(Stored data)

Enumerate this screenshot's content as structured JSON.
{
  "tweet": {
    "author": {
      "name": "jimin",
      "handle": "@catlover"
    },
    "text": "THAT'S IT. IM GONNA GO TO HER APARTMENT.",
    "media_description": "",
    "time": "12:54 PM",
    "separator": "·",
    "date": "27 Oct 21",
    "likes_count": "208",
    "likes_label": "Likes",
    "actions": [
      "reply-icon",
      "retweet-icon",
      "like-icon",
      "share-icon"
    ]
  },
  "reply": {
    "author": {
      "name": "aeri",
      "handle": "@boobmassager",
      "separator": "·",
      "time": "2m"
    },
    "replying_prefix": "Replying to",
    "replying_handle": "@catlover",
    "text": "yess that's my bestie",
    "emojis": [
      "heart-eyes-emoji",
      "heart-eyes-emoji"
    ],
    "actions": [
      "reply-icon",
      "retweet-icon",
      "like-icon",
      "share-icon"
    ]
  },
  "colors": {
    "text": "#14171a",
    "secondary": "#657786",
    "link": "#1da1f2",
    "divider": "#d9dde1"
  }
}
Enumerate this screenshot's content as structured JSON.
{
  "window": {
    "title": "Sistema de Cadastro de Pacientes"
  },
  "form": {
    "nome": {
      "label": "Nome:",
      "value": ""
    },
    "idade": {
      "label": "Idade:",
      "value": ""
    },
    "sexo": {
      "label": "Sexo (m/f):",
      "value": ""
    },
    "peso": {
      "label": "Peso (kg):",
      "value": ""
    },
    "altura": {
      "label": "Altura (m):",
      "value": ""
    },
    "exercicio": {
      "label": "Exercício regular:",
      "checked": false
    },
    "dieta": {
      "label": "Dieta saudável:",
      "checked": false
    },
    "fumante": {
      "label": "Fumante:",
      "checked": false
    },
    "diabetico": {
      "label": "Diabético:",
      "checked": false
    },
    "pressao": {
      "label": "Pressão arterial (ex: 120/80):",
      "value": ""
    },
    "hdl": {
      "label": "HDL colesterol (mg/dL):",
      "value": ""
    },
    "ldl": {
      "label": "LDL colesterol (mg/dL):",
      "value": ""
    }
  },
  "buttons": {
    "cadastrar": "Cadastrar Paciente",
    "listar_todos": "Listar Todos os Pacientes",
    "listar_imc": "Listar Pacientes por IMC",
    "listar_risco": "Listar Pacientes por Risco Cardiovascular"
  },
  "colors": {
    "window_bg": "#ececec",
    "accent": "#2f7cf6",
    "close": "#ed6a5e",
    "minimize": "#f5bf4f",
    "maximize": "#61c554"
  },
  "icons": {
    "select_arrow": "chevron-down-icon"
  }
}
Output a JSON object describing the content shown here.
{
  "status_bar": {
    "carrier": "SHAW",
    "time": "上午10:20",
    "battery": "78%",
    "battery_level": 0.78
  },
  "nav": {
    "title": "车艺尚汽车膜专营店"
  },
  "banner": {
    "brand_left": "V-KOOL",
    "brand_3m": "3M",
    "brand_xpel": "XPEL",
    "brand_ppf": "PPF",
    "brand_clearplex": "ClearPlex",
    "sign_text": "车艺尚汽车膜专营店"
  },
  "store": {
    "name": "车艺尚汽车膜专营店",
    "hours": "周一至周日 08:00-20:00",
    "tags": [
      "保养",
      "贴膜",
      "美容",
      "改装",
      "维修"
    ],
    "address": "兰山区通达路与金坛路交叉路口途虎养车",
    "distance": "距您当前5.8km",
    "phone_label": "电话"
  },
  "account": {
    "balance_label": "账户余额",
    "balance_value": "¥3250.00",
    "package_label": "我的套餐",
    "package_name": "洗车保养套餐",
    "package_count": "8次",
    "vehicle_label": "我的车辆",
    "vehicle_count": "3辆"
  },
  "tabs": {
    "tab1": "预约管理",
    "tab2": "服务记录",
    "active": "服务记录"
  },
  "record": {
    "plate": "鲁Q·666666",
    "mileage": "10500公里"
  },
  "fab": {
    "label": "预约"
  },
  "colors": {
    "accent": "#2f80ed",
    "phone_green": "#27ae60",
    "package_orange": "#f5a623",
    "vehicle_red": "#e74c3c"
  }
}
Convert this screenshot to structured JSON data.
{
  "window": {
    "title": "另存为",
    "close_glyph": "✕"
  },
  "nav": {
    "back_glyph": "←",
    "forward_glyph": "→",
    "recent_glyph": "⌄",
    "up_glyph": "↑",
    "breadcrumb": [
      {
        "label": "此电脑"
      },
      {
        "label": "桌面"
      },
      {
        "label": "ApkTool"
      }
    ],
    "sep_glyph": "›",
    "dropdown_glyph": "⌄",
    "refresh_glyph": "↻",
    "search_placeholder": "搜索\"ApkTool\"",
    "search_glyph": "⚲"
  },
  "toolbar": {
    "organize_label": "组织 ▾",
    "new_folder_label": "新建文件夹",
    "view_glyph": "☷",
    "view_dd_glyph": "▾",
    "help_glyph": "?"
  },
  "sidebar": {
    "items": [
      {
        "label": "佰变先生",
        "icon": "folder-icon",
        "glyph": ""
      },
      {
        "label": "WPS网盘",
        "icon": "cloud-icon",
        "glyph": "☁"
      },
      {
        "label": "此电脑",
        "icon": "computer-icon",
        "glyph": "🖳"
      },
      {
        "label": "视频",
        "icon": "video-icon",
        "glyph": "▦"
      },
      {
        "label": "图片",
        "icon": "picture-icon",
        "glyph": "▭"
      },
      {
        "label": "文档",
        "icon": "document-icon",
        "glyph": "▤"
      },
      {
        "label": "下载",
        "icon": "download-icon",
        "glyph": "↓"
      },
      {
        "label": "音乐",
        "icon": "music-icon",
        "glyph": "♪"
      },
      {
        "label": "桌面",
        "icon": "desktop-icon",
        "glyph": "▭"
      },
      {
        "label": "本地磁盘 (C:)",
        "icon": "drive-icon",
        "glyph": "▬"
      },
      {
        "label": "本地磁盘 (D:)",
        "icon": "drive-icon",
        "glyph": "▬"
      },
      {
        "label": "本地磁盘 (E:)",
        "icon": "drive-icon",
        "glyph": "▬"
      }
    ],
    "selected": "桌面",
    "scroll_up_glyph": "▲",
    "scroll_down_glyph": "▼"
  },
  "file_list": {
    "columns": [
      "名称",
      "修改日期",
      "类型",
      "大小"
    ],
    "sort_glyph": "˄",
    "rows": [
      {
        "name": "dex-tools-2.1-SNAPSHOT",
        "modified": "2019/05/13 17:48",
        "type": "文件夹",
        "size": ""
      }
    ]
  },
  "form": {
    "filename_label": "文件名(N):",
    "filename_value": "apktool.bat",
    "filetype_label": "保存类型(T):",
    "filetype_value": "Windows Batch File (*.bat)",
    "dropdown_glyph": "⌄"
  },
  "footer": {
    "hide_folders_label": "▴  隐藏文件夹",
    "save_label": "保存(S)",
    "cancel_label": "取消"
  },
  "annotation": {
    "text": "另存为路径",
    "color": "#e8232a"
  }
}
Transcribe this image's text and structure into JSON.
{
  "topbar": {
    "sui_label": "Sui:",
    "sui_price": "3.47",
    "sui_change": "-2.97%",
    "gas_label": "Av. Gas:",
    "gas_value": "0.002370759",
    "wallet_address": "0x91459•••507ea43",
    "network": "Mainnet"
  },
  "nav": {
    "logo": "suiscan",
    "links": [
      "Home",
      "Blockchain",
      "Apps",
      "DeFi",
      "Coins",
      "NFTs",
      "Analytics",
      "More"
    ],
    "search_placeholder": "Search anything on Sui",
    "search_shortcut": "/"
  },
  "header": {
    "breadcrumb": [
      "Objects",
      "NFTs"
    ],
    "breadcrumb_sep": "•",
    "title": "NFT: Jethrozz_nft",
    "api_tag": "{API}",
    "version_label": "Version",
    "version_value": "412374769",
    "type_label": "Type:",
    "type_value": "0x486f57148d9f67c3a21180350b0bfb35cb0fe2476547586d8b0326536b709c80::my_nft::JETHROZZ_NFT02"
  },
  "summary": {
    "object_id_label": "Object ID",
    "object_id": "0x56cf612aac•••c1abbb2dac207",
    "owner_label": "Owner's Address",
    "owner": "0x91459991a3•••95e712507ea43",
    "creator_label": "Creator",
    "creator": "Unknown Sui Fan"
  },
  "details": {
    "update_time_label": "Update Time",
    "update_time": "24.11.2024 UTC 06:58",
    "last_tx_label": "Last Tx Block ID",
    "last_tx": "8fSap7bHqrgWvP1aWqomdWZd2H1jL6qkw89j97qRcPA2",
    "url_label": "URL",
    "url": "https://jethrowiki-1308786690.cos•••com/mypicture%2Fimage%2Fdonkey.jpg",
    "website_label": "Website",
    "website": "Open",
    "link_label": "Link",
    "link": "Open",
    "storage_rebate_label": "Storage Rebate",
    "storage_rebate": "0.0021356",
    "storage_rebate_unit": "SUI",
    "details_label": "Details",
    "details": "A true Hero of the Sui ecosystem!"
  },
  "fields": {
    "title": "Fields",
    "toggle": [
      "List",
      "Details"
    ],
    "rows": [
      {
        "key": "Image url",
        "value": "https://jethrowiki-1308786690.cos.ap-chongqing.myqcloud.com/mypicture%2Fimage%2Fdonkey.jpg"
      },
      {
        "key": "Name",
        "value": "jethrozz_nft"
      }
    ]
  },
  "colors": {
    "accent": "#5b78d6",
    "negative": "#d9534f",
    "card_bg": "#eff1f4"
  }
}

Short problem: In the records above, find each line that holds the word "this"; copy all such lines.

Final result:
Enumerate this screenshot's content as structured JSON.
Enumerate this screenshot's content as structured JSON.
Convert this screenshot to structured JSON data.
Transcribe this image's text and structure into JSON.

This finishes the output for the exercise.